**INSTRUCTION**
Repeat the data verbatim.

**DATA FOR THIS EXERCISE**
********************

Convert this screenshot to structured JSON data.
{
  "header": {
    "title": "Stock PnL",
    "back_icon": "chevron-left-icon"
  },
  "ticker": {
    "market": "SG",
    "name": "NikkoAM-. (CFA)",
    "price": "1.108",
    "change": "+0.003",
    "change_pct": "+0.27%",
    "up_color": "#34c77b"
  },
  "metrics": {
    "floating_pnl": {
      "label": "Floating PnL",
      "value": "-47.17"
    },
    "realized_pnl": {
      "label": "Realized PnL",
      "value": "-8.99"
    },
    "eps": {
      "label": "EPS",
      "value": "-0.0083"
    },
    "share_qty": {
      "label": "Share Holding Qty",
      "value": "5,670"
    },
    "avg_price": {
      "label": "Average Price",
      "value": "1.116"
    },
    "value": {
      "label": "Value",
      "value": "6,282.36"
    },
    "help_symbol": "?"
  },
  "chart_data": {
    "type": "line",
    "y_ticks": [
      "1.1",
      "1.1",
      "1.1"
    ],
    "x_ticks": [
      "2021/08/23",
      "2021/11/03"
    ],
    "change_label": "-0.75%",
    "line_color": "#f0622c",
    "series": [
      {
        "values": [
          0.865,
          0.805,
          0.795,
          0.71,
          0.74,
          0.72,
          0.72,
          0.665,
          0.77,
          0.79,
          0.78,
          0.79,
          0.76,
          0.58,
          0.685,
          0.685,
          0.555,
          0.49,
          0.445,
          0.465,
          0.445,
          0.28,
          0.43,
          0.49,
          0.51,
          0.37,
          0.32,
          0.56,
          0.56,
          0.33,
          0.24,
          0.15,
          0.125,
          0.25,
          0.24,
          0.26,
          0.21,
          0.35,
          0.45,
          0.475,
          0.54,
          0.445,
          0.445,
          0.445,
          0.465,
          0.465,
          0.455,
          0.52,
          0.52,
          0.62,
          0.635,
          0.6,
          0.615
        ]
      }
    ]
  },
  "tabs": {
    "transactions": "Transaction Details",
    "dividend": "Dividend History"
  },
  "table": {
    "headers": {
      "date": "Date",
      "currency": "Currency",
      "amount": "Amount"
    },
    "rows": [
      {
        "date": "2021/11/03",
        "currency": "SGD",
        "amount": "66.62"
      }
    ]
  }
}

********************

**EXERCISE RESULT**
Convert this screenshot to structured JSON data.
{
  "header": {
    "title": "Stock PnL",
    "back_icon": "chevron-left-icon"
  },
  "ticker": {
    "market": "SG",
    "name": "NikkoAM-. (CFA)",
    "price": "1.108",
    "change": "+0.003",
    "change_pct": "+0.27%",
    "up_color": "#34c77b"
  },
  "metrics": {
    "floating_pnl": {
      "label": "Floating PnL",
      "value": "-47.17"
    },
    "realized_pnl": {
      "label": "Realized PnL",
      "value": "-8.99"
    },
    "eps": {
      "label": "EPS",
      "value": "-0.0083"
    },
    "share_qty": {
      "label": "Share Holding Qty",
      "value": "5,670"
    },
    "avg_price": {
      "label": "Average Price",
      "value": "1.116"
    },
    "value": {
      "label": "Value",
      "value": "6,282.36"
    },
    "help_symbol": "?"
  },
  "chart_data": {
    "type": "line",
    "y_ticks": [
      "1.1",
      "1.1",
      "1.1"
    ],
    "x_ticks": [
      "2021/08/23",
      "2021/11/03"
    ],
    "change_label": "-0.75%",
    "line_color": "#f0622c",
    "series": [
      {
        "values": [
          0.865,
          0.805,
          0.795,
          0.71,
          0.74,
          0.72,
          0.72,
          0.665,
          0.77,
          0.79,
          0.78,
          0.79,
          0.76,
          0.58,
          0.685,
          0.685,
          0.555,
          0.49,
          0.445,
          0.465,
          0.445,
          0.28,
          0.43,
          0.49,
          0.51,
          0.37,
          0.32,
          0.56,
          0.56,
          0.33,
          0.24,
          0.15,
          0.125,
          0.25,
          0.24,
          0.26,
          0.21,
          0.35,
          0.45,
          0.475,
          0.54,
          0.445,
          0.445,
          0.445,
          0.465,
          0.465,
          0.455,
          0.52,
          0.52,
          0.62,
          0.635,
          0.6,
          0.615
        ]
      }
    ]
  },
  "tabs": {
    "transactions": "Transaction Details",
    "dividend": "Dividend History"
  },
  "table": {
    "headers": {
      "date": "Date",
      "currency": "Currency",
      "amount": "Amount"
    },
    "rows": [
      {
        "date": "2021/11/03",
        "currency": "SGD",
        "amount": "66.62"
      }
    ]
  }
}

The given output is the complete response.